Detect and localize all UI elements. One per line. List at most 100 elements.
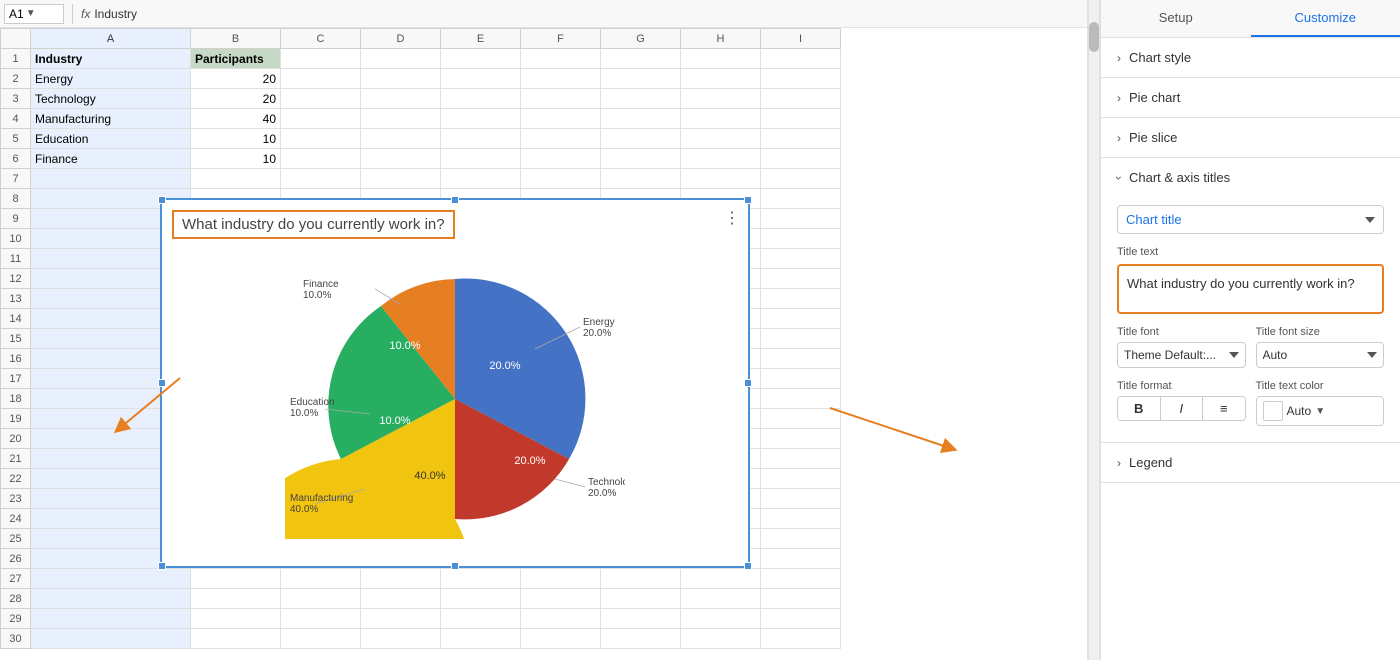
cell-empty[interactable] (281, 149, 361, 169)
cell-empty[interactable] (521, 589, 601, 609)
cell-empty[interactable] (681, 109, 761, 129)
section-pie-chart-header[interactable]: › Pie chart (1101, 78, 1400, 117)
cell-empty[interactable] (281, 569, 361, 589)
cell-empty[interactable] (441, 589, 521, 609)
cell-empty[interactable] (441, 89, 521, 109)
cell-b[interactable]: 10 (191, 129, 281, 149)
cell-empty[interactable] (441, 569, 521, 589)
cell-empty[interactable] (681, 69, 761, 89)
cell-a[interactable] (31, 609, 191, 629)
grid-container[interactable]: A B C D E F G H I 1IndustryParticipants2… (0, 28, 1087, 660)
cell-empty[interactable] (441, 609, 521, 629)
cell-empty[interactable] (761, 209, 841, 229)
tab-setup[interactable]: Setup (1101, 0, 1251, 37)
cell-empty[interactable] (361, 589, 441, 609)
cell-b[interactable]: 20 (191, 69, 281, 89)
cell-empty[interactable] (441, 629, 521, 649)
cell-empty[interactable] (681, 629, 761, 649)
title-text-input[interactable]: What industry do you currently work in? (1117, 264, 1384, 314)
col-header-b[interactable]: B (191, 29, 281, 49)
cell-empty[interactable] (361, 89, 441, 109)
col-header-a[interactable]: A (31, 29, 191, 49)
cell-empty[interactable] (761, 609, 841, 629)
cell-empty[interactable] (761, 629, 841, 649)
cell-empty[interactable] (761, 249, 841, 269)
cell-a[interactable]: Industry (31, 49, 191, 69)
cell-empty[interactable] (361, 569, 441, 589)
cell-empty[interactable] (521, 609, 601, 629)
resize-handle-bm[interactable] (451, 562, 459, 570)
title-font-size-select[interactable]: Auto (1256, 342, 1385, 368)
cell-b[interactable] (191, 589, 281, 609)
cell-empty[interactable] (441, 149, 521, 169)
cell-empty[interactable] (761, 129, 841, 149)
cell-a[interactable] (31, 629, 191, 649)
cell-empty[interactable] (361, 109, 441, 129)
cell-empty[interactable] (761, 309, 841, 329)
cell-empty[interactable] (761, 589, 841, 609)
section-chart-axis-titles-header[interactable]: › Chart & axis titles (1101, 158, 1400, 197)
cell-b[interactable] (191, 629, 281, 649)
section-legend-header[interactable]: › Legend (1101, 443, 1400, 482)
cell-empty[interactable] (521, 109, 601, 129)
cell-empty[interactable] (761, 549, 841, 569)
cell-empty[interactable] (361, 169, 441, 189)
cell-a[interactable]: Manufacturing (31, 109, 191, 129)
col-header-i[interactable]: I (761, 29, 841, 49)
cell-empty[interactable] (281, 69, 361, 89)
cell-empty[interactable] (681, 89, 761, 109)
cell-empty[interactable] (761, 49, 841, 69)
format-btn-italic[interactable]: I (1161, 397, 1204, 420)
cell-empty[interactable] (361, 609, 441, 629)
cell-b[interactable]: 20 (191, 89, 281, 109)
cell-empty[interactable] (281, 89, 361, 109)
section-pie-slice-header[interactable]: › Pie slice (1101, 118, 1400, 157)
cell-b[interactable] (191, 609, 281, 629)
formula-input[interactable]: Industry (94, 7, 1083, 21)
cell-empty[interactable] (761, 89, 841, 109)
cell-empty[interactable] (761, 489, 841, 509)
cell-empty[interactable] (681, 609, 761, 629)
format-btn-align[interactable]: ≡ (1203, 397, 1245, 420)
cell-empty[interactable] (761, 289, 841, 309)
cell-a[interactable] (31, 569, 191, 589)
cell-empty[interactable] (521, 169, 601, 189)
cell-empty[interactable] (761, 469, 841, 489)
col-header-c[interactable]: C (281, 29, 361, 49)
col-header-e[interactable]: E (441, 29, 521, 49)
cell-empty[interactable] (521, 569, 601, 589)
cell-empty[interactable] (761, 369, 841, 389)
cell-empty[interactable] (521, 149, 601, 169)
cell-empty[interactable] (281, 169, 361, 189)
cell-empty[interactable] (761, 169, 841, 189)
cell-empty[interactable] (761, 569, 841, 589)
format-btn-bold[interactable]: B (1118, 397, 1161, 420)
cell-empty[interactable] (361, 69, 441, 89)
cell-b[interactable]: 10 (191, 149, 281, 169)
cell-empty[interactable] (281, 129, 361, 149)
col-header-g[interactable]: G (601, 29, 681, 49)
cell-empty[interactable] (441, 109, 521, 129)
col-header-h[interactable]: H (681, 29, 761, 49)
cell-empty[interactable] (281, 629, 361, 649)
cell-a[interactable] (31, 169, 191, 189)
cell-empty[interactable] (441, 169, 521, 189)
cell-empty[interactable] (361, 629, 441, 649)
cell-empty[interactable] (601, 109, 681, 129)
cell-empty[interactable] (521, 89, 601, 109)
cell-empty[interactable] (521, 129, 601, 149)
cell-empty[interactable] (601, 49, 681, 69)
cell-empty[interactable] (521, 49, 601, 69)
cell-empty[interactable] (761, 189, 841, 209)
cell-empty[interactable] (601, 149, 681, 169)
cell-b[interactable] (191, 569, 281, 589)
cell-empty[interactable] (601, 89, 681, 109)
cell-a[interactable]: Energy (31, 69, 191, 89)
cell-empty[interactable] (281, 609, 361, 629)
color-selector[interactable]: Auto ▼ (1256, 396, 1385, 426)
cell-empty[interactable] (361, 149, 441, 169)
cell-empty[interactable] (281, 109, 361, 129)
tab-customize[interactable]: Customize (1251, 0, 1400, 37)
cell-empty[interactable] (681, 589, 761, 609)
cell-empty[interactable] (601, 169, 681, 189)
········
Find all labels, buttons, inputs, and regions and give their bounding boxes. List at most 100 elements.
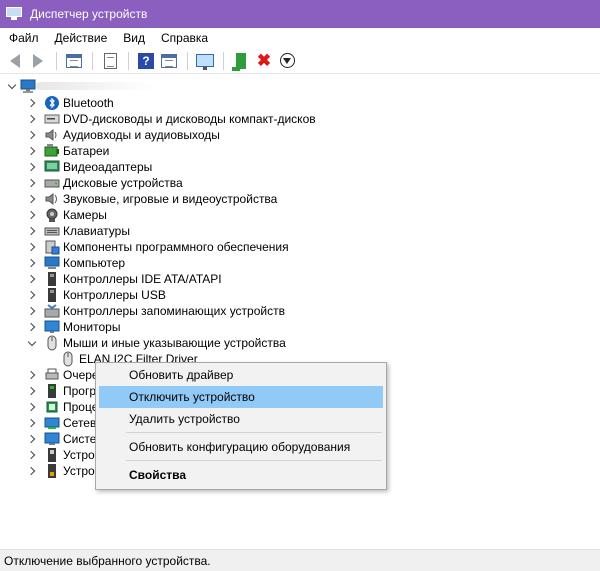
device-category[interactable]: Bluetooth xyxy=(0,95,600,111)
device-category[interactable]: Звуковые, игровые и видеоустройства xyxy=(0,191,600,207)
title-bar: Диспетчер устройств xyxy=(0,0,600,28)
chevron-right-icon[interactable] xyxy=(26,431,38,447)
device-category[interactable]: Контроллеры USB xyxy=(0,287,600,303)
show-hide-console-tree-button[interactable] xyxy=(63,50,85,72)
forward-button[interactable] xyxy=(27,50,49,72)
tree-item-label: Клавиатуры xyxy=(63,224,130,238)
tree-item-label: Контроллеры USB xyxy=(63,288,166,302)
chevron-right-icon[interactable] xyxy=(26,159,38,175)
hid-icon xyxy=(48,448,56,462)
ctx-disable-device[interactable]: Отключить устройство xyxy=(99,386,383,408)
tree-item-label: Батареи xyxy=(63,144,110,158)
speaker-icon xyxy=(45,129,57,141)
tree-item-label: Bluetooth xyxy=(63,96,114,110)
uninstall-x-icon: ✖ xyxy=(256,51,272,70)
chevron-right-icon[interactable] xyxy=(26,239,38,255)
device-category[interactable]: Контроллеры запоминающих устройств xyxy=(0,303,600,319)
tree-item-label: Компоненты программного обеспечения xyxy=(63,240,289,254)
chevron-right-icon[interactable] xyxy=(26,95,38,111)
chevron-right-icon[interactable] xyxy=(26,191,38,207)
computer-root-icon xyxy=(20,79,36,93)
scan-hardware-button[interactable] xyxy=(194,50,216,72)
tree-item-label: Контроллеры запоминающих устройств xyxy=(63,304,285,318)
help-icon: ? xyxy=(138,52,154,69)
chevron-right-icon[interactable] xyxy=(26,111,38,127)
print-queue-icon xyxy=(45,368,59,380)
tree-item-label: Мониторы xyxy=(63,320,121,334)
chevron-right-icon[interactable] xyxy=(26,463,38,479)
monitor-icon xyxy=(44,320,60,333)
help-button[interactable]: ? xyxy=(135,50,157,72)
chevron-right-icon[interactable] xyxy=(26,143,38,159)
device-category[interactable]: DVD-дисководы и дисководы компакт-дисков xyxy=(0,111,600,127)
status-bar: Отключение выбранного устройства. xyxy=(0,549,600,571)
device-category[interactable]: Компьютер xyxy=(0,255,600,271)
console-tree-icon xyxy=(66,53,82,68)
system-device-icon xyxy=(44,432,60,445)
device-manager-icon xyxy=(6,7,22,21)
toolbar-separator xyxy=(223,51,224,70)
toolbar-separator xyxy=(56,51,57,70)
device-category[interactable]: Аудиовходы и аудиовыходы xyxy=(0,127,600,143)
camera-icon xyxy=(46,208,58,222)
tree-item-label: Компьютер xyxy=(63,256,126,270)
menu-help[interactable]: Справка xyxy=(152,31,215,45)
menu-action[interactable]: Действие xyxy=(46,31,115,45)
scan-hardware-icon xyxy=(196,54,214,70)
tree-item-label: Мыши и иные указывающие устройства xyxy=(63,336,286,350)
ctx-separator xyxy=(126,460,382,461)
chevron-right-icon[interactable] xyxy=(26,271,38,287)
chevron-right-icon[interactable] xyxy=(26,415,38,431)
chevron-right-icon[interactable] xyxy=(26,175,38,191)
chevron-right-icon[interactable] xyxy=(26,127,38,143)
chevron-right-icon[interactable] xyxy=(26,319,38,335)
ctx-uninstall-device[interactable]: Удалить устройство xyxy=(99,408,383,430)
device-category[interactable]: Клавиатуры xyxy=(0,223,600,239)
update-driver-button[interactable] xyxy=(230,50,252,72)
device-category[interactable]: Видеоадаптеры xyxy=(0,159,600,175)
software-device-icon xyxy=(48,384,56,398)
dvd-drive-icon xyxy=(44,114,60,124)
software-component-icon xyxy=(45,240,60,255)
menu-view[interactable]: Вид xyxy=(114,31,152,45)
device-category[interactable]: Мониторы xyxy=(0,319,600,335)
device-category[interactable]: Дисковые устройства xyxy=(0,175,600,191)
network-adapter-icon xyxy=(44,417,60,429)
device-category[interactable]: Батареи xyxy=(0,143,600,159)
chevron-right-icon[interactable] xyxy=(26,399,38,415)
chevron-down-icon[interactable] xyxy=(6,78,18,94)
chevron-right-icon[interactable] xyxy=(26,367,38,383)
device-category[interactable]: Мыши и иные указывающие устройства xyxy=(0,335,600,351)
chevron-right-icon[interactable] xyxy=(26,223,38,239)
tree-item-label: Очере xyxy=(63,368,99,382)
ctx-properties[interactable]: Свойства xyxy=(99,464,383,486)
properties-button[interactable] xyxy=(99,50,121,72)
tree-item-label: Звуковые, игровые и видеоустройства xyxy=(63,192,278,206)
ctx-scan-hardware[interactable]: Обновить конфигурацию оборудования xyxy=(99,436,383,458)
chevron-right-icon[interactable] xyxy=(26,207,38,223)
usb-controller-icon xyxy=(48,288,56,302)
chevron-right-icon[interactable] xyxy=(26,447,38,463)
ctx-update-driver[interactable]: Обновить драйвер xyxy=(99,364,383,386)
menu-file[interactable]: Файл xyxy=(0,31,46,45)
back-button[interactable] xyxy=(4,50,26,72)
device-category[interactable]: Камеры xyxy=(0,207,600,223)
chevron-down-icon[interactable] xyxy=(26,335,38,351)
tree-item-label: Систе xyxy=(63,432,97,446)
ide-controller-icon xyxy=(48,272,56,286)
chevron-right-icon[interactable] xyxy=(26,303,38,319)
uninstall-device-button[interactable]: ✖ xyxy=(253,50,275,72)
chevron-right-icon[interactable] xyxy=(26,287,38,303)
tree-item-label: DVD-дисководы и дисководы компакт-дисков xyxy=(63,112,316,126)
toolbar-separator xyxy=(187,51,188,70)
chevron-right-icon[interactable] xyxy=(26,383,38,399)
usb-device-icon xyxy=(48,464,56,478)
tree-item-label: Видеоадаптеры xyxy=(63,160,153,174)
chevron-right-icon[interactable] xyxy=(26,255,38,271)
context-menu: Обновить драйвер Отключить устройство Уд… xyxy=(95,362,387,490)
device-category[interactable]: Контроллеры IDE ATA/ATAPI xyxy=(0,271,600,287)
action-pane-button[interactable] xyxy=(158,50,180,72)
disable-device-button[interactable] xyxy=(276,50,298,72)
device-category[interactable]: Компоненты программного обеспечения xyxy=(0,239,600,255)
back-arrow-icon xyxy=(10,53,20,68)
········
Transcribe the stretch of records from the line containing "cell-empty[interactable] (281, 149, 361, 169)" through the line containing "cell-empty[interactable] (361, 169, 441, 189)", both included, reproducing each line without change.

**RESPONSE BELOW:**
cell-empty[interactable] (281, 149, 361, 169)
cell-empty[interactable] (521, 589, 601, 609)
cell-empty[interactable] (681, 109, 761, 129)
section-pie-chart-header[interactable]: › Pie chart (1101, 78, 1400, 117)
cell-empty[interactable] (281, 569, 361, 589)
cell-empty[interactable] (441, 589, 521, 609)
cell-empty[interactable] (441, 89, 521, 109)
cell-b[interactable]: 10 (191, 129, 281, 149)
cell-empty[interactable] (441, 569, 521, 589)
cell-empty[interactable] (681, 69, 761, 89)
cell-a[interactable] (31, 609, 191, 629)
grid-container[interactable]: A B C D E F G H I 1IndustryParticipants2… (0, 28, 1087, 660)
cell-empty[interactable] (441, 609, 521, 629)
cell-empty[interactable] (761, 209, 841, 229)
tab-setup[interactable]: Setup (1101, 0, 1251, 37)
cell-empty[interactable] (361, 589, 441, 609)
cell-b[interactable]: 20 (191, 69, 281, 89)
cell-empty[interactable] (441, 629, 521, 649)
cell-empty[interactable] (681, 629, 761, 649)
title-text-input[interactable]: What industry do you currently work in? (1117, 264, 1384, 314)
col-header-b[interactable]: B (191, 29, 281, 49)
cell-empty[interactable] (361, 89, 441, 109)
col-header-a[interactable]: A (31, 29, 191, 49)
cell-empty[interactable] (761, 609, 841, 629)
cell-empty[interactable] (761, 629, 841, 649)
cell-empty[interactable] (761, 249, 841, 269)
cell-a[interactable]: Industry (31, 49, 191, 69)
cell-empty[interactable] (361, 569, 441, 589)
cell-empty[interactable] (521, 609, 601, 629)
resize-handle-bm[interactable] (451, 562, 459, 570)
title-font-size-select[interactable]: Auto (1256, 342, 1385, 368)
cell-b[interactable] (191, 589, 281, 609)
cell-empty[interactable] (441, 149, 521, 169)
cell-empty[interactable] (761, 129, 841, 149)
cell-a[interactable] (31, 629, 191, 649)
cell-empty[interactable] (361, 109, 441, 129)
cell-empty[interactable] (761, 309, 841, 329)
cell-empty[interactable] (761, 589, 841, 609)
section-chart-axis-titles-header[interactable]: › Chart & axis titles (1101, 158, 1400, 197)
cell-b[interactable] (191, 629, 281, 649)
section-legend-header[interactable]: › Legend (1101, 443, 1400, 482)
cell-empty[interactable] (521, 109, 601, 129)
cell-empty[interactable] (761, 549, 841, 569)
cell-empty[interactable] (361, 169, 441, 189)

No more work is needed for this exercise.